Dataset items
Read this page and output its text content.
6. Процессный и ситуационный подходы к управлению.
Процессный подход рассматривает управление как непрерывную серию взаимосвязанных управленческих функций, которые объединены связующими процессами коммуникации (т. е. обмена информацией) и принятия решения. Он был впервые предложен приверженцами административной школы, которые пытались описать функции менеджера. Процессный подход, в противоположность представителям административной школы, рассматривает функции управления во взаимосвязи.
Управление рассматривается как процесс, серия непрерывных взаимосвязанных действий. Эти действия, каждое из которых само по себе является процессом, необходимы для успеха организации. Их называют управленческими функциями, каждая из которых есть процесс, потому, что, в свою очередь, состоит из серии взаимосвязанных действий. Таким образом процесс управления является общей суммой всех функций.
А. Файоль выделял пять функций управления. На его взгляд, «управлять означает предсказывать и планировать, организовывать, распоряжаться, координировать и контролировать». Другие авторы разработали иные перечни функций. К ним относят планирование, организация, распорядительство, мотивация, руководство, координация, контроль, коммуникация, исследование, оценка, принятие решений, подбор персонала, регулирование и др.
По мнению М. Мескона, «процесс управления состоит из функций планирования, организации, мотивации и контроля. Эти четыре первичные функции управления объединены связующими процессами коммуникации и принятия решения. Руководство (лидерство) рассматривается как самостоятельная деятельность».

* GIVEN REQUEST *
Retype the records that precede this task, keeping them exactly the same.

* WRITTEN RESPONSE *
Read this page and output its text content.
6. Процессный и ситуационный подходы к управлению.
Процессный подход рассматривает управление как непрерывную серию взаимосвязанных управленческих функций, которые объединены связующими процессами коммуникации (т. е. обмена информацией) и принятия решения. Он был впервые предложен приверженцами административной школы, которые пытались описать функции менеджера. Процессный подход, в противоположность представителям административной школы, рассматривает функции управления во взаимосвязи.
Управление рассматривается как процесс, серия непрерывных взаимосвязанных действий. Эти действия, каждое из которых само по себе является процессом, необходимы для успеха организации. Их называют управленческими функциями, каждая из которых есть процесс, потому, что, в свою очередь, состоит из серии взаимосвязанных действий. Таким образом процесс управления является общей суммой всех функций.
А. Файоль выделял пять функций управления. На его взгляд, «управлять означает предсказывать и планировать, организовывать, распоряжаться, координировать и контролировать». Другие авторы разработали иные перечни функций. К ним относят планирование, организация, распорядительство, мотивация, руководство, координация, контроль, коммуникация, исследование, оценка, принятие решений, подбор персонала, регулирование и др.
По мнению М. Мескона, «процесс управления состоит из функций планирования, организации, мотивации и контроля. Эти четыре первичные функции управления объединены связующими процессами коммуникации и принятия решения. Руководство (лидерство) рассматривается как самостоятельная деятельность».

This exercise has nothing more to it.